(Stored data)
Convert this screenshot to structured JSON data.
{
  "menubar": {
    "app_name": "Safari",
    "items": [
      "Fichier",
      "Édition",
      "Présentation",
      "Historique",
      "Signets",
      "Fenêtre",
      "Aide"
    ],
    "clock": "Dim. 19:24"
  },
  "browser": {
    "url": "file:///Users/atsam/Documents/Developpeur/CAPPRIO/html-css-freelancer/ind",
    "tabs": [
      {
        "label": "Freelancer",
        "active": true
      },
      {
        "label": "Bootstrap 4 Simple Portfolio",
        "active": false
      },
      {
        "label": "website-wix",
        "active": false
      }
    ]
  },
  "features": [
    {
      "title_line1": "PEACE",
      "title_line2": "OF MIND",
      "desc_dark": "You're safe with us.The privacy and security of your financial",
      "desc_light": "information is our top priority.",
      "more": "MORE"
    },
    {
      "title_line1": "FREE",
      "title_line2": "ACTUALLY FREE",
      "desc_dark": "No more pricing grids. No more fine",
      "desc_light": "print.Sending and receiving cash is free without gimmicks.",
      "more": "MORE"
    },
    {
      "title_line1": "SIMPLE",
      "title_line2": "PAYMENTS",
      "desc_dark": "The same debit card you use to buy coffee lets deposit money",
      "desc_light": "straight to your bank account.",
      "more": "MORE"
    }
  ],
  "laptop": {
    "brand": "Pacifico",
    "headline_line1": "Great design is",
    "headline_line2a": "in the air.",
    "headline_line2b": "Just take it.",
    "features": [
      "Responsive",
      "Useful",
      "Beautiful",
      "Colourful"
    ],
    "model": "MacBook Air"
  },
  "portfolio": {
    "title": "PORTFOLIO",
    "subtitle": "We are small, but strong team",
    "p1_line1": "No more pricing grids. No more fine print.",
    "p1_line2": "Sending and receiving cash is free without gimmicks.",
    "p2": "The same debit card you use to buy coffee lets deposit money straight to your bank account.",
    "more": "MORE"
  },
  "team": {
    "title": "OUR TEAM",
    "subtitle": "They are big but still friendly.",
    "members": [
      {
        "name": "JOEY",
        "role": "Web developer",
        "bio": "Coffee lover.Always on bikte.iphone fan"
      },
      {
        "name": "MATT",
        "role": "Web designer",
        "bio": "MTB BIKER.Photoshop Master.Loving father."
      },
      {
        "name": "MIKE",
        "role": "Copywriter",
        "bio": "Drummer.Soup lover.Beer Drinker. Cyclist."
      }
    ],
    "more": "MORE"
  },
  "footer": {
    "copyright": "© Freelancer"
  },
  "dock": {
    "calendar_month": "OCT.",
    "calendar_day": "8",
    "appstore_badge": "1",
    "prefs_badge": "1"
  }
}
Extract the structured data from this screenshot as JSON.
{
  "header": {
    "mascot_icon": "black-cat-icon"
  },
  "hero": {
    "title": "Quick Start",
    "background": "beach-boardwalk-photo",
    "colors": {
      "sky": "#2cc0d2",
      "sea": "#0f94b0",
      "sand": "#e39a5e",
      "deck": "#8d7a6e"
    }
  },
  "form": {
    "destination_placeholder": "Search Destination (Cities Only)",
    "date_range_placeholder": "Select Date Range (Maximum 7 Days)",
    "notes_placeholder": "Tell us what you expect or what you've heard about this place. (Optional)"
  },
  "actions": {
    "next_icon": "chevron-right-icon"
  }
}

◆ Task requirements
Report only a number: how many lines in the material above contain the string "straight".

◆ Solution to this problem
2